• **ИСХОДНЫЙ ФРАГМЕНТ**:
**********
Начиналась работа над «Платоновым» с серьезной работы над литературной редакцией текста. Режиссер шел к этому спектаклю нелегким путем исследователя. Ведь «пьеса без названия» отличалась от зрелых произведений Чехова композиционной рыхлостью и обилием побочных сюжетных линий. Как справедливо писал сам М. Сулимов, «в юношеской пьесе А. П. Чехова, извлеченной из архивов писателя и впервые опубликованной лишь в 1923 году, объемом в три с половиной раза больше “Дяди Вани”, отталкивает трескучесть мелодрамы, столь чуждой зрелому Чехову. Тут и бесконечное нагромождение любовных драм, и романтический разбойник, и попытки героини сначала броситься под поезд, потом отравиться, и уездный злодей, подкупающий наемного убийцу, и нож, занесенный над героем!.. Но ощущение настоящего, бесконечно нужного и дорогого Чехова властно прорывается сквозь писательскую неопытность, традиционность, литературщину и мелодраматическую шелуху этого произведения. Он словно был разбит на мелкие осколки и они перемешаны с мусором. А что если собрать эти драгоценные осколки? Бережно {28} склеить их в целое?..»1. Практически предстояло создать новую пьесу.
**********
• **ДАННЫЕ**:
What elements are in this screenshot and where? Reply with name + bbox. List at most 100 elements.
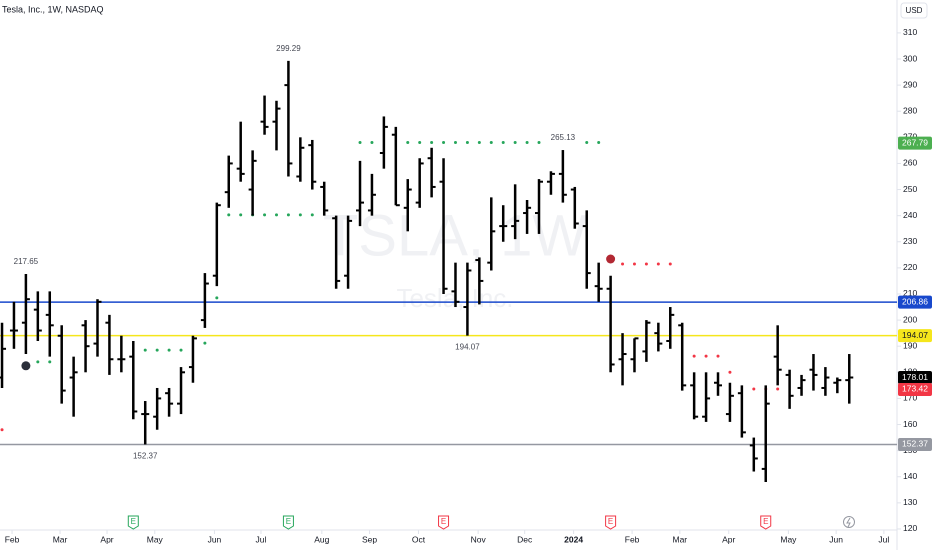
**********
• **ЗАДАНИЕ 1**:
Ответьте на вопросы по фрагменту о «Платонове»:
(a) С чего началась работа над «Платоновым»?
(b) В каком году юношеская пьеса Чехова была впервые опубликована?
(c) Во сколько раз её объем больше, чем у «Дяди Вани»?
• **ЗАДАНИЕ 2**: Продолжите фрагмент о «Платонове» одним абзацем, начав сразу после его последнего предложения.

• **ОТВЕТ 1**:
(a) С серьезной работы над литературной редакцией текста.
(b) В 1923 году.
(c) В три с половиной раза.

• **ОТВЕТ 2**:
Режиссер сократил чеховский черновик, освободил от многословия и длиннот, сделал перестановки и исключил ряд второстепенных персонажей и побочных сюжетных линий. Это было сделано «с бесспорной чуткостью к поэтике чеховской драматургии. Режиссеру удалось подчинить внешнюю правду, идущую по периферии фабулы произведения, правде внутренней, идущей “по глубоким слоям души человека”»2. Работа над чеховским текстом вновь проявила режиссерское умение Сулимова собирать спектакль вокруг единой, значительной и целостной мысли. Ценность работы над текстом «пьесы без названия», проведенной М. В. Сулимовым, доказало и само время. После сулимовской литературной редакции чеховского черновика за пьесой окончательно закрепилось название «Платонов», версия Сулимова ставилась впоследствии и другими режиссерами3.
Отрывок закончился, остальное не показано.